-- start Entries --

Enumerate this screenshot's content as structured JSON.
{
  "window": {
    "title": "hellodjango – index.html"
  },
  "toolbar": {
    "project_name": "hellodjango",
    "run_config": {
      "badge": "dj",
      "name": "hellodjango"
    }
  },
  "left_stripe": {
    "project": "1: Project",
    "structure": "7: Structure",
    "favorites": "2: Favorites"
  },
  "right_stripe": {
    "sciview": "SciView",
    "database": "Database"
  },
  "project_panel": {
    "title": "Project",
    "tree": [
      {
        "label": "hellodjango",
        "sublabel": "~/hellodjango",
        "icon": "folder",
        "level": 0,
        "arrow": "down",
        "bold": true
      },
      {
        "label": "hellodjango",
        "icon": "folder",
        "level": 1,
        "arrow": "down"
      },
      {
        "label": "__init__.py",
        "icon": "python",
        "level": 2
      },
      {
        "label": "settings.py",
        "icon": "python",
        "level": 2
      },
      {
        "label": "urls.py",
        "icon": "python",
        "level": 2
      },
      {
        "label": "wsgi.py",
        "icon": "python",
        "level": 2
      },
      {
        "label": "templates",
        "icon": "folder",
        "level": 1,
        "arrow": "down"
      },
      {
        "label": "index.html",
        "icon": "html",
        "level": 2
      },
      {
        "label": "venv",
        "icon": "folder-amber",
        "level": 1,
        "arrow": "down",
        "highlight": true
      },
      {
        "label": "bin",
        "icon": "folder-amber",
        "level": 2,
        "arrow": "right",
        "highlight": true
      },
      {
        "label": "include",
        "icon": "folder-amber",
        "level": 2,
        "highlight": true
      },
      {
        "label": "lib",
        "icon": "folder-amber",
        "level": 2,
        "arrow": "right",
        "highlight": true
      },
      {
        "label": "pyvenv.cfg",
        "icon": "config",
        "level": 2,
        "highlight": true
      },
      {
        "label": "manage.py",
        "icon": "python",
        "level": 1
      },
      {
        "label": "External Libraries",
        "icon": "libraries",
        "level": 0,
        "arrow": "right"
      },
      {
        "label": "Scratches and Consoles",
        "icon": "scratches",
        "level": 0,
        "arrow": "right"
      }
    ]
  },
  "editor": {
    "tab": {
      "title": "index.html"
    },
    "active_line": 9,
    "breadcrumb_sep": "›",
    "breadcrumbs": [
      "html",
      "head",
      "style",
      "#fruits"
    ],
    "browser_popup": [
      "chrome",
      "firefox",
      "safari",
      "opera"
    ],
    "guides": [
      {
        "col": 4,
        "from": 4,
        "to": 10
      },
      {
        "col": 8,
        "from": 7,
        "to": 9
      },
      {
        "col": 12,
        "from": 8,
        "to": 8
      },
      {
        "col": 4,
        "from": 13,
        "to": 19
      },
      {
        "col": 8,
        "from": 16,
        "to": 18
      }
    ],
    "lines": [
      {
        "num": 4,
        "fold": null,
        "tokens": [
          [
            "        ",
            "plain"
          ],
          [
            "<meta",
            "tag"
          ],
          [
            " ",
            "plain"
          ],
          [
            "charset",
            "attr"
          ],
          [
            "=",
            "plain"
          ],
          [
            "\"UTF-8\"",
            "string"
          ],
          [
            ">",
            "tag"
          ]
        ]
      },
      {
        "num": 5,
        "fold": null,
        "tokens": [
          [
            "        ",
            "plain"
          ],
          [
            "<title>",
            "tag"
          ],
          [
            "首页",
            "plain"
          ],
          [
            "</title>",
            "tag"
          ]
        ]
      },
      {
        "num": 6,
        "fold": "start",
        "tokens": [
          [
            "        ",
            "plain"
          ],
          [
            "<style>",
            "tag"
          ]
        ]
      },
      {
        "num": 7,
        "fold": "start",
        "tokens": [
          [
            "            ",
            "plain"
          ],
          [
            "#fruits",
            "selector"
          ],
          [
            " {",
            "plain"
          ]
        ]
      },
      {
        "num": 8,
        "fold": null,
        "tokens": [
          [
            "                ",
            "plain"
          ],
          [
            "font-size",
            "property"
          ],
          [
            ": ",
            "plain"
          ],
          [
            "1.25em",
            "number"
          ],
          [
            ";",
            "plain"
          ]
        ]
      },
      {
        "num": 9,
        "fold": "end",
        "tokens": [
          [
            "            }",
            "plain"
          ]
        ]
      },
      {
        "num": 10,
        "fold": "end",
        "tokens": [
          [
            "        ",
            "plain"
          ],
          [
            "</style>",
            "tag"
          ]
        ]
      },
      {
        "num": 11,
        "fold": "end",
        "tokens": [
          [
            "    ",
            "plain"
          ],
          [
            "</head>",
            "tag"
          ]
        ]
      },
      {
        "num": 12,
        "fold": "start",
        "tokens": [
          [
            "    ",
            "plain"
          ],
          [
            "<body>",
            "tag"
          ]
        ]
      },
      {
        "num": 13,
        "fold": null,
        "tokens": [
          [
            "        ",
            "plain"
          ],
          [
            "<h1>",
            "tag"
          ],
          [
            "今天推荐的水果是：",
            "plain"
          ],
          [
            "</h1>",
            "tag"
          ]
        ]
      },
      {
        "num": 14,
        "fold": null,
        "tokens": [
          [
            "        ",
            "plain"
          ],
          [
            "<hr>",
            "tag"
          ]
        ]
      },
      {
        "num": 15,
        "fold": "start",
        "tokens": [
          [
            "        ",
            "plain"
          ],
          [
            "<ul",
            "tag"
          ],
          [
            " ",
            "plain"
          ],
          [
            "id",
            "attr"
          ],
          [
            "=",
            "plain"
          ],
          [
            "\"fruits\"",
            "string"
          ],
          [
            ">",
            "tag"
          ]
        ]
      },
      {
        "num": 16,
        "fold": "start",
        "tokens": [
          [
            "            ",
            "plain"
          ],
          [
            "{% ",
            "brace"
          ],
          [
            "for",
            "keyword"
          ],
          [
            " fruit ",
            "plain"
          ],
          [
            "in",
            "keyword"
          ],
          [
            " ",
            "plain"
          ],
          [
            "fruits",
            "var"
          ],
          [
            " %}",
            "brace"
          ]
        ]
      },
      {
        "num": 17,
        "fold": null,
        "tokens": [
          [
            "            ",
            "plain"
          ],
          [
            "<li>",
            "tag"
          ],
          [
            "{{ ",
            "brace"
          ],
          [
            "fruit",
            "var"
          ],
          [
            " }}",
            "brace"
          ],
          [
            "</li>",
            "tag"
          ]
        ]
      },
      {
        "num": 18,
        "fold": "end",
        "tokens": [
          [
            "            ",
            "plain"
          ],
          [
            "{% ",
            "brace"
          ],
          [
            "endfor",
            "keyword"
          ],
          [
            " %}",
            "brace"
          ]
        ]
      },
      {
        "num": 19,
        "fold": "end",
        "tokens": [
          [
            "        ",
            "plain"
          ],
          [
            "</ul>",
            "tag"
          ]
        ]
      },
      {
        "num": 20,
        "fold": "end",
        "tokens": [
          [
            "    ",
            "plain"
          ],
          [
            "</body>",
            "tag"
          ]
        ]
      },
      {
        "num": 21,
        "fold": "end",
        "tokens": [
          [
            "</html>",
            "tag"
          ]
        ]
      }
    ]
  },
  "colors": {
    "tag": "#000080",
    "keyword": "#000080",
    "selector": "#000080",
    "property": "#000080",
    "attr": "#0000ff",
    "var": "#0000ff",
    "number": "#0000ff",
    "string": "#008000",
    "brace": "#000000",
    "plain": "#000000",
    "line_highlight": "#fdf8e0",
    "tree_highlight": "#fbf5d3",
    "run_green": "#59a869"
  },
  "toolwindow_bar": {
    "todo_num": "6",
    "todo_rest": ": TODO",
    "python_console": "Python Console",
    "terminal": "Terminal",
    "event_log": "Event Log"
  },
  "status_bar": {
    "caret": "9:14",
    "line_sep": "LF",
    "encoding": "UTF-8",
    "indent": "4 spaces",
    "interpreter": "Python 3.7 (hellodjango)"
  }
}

-- end Entries --

**Given exercise**: Send back every record, precisely as written.

**Correct output**:
Enumerate this screenshot's content as structured JSON.
{
  "window": {
    "title": "hellodjango – index.html"
  },
  "toolbar": {
    "project_name": "hellodjango",
    "run_config": {
      "badge": "dj",
      "name": "hellodjango"
    }
  },
  "left_stripe": {
    "project": "1: Project",
    "structure": "7: Structure",
    "favorites": "2: Favorites"
  },
  "right_stripe": {
    "sciview": "SciView",
    "database": "Database"
  },
  "project_panel": {
    "title": "Project",
    "tree": [
      {
        "label": "hellodjango",
        "sublabel": "~/hellodjango",
        "icon": "folder",
        "level": 0,
        "arrow": "down",
        "bold": true
      },
      {
        "label": "hellodjango",
        "icon": "folder",
        "level": 1,
        "arrow": "down"
      },
      {
        "label": "__init__.py",
        "icon": "python",
        "level": 2
      },
      {
        "label": "settings.py",
        "icon": "python",
        "level": 2
      },
      {
        "label": "urls.py",
        "icon": "python",
        "level": 2
      },
      {
        "label": "wsgi.py",
        "icon": "python",
        "level": 2
      },
      {
        "label": "templates",
        "icon": "folder",
        "level": 1,
        "arrow": "down"
      },
      {
        "label": "index.html",
        "icon": "html",
        "level": 2
      },
      {
        "label": "venv",
        "icon": "folder-amber",
        "level": 1,
        "arrow": "down",
        "highlight": true
      },
      {
        "label": "bin",
        "icon": "folder-amber",
        "level": 2,
        "arrow": "right",
        "highlight": true
      },
      {
        "label": "include",
        "icon": "folder-amber",
        "level": 2,
        "highlight": true
      },
      {
        "label": "lib",
        "icon": "folder-amber",
        "level": 2,
        "arrow": "right",
        "highlight": true
      },
      {
        "label": "pyvenv.cfg",
        "icon": "config",
        "level": 2,
        "highlight": true
      },
      {
        "label": "manage.py",
        "icon": "python",
        "level": 1
      },
      {
        "label": "External Libraries",
        "icon": "libraries",
        "level": 0,
        "arrow": "right"
      },
      {
        "label": "Scratches and Consoles",
        "icon": "scratches",
        "level": 0,
        "arrow": "right"
      }
    ]
  },
  "editor": {
    "tab": {
      "title": "index.html"
    },
    "active_line": 9,
    "breadcrumb_sep": "›",
    "breadcrumbs": [
      "html",
      "head",
      "style",
      "#fruits"
    ],
    "browser_popup": [
      "chrome",
      "firefox",
      "safari",
      "opera"
    ],
    "guides": [
      {
        "col": 4,
        "from": 4,
        "to": 10
      },
      {
        "col": 8,
        "from": 7,
        "to": 9
      },
      {
        "col": 12,
        "from": 8,
        "to": 8
      },
      {
        "col": 4,
        "from": 13,
        "to": 19
      },
      {
        "col": 8,
        "from": 16,
        "to": 18
      }
    ],
    "lines": [
      {
        "num": 4,
        "fold": null,
        "tokens": [
          [
            "        ",
            "plain"
          ],
          [
            "<meta",
            "tag"
          ],
          [
            " ",
            "plain"
          ],
          [
            "charset",
            "attr"
          ],
          [
            "=",
            "plain"
          ],
          [
            "\"UTF-8\"",
            "string"
          ],
          [
            ">",
            "tag"
          ]
        ]
      },
      {
        "num": 5,
        "fold": null,
        "tokens": [
          [
            "        ",
            "plain"
          ],
          [
            "<title>",
            "tag"
          ],
          [
            "首页",
            "plain"
          ],
          [
            "</title>",
            "tag"
          ]
        ]
      },
      {
        "num": 6,
        "fold": "start",
        "tokens": [
          [
            "        ",
            "plain"
          ],
          [
            "<style>",
            "tag"
          ]
        ]
      },
      {
        "num": 7,
        "fold": "start",
        "tokens": [
          [
            "            ",
            "plain"
          ],
          [
            "#fruits",
            "selector"
          ],
          [
            " {",
            "plain"
          ]
        ]
      },
      {
        "num": 8,
        "fold": null,
        "tokens": [
          [
            "                ",
            "plain"
          ],
          [
            "font-size",
            "property"
          ],
          [
            ": ",
            "plain"
          ],
          [
            "1.25em",
            "number"
          ],
          [
            ";",
            "plain"
          ]
        ]
      },
      {
        "num": 9,
        "fold": "end",
        "tokens": [
          [
            "            }",
            "plain"
          ]
        ]
      },
      {
        "num": 10,
        "fold": "end",
        "tokens": [
          [
            "        ",
            "plain"
          ],
          [
            "</style>",
            "tag"
          ]
        ]
      },
      {
        "num": 11,
        "fold": "end",
        "tokens": [
          [
            "    ",
            "plain"
          ],
          [
            "</head>",
            "tag"
          ]
        ]
      },
      {
        "num": 12,
        "fold": "start",
        "tokens": [
          [
            "    ",
            "plain"
          ],
          [
            "<body>",
            "tag"
          ]
        ]
      },
      {
        "num": 13,
        "fold": null,
        "tokens": [
          [
            "        ",
            "plain"
          ],
          [
            "<h1>",
            "tag"
          ],
          [
            "今天推荐的水果是：",
            "plain"
          ],
          [
            "</h1>",
            "tag"
          ]
        ]
      },
      {
        "num": 14,
        "fold": null,
        "tokens": [
          [
            "        ",
            "plain"
          ],
          [
            "<hr>",
            "tag"
          ]
        ]
      },
      {
        "num": 15,
        "fold": "start",
        "tokens": [
          [
            "        ",
            "plain"
          ],
          [
            "<ul",
            "tag"
          ],
          [
            " ",
            "plain"
          ],
          [
            "id",
            "attr"
          ],
          [
            "=",
            "plain"
          ],
          [
            "\"fruits\"",
            "string"
          ],
          [
            ">",
            "tag"
          ]
        ]
      },
      {
        "num": 16,
        "fold": "start",
        "tokens": [
          [
            "            ",
            "plain"
          ],
          [
            "{% ",
            "brace"
          ],
          [
            "for",
            "keyword"
          ],
          [
            " fruit ",
            "plain"
          ],
          [
            "in",
            "keyword"
          ],
          [
            " ",
            "plain"
          ],
          [
            "fruits",
            "var"
          ],
          [
            " %}",
            "brace"
          ]
        ]
      },
      {
        "num": 17,
        "fold": null,
        "tokens": [
          [
            "            ",
            "plain"
          ],
          [
            "<li>",
            "tag"
          ],
          [
            "{{ ",
            "brace"
          ],
          [
            "fruit",
            "var"
          ],
          [
            " }}",
            "brace"
          ],
          [
            "</li>",
            "tag"
          ]
        ]
      },
      {
        "num": 18,
        "fold": "end",
        "tokens": [
          [
            "            ",
            "plain"
          ],
          [
            "{% ",
            "brace"
          ],
          [
            "endfor",
            "keyword"
          ],
          [
            " %}",
            "brace"
          ]
        ]
      },
      {
        "num": 19,
        "fold": "end",
        "tokens": [
          [
            "        ",
            "plain"
          ],
          [
            "</ul>",
            "tag"
          ]
        ]
      },
      {
        "num": 20,
        "fold": "end",
        "tokens": [
          [
            "    ",
            "plain"
          ],
          [
            "</body>",
            "tag"
          ]
        ]
      },
      {
        "num": 21,
        "fold": "end",
        "tokens": [
          [
            "</html>",
            "tag"
          ]
        ]
      }
    ]
  },
  "colors": {
    "tag": "#000080",
    "keyword": "#000080",
    "selector": "#000080",
    "property": "#000080",
    "attr": "#0000ff",
    "var": "#0000ff",
    "number": "#0000ff",
    "string": "#008000",
    "brace": "#000000",
    "plain": "#000000",
    "line_highlight": "#fdf8e0",
    "tree_highlight": "#fbf5d3",
    "run_green": "#59a869"
  },
  "toolwindow_bar": {
    "todo_num": "6",
    "todo_rest": ": TODO",
    "python_console": "Python Console",
    "terminal": "Terminal",
    "event_log": "Event Log"
  },
  "status_bar": {
    "caret": "9:14",
    "line_sep": "LF",
    "encoding": "UTF-8",
    "indent": "4 spaces",
    "interpreter": "Python 3.7 (hellodjango)"
  }
}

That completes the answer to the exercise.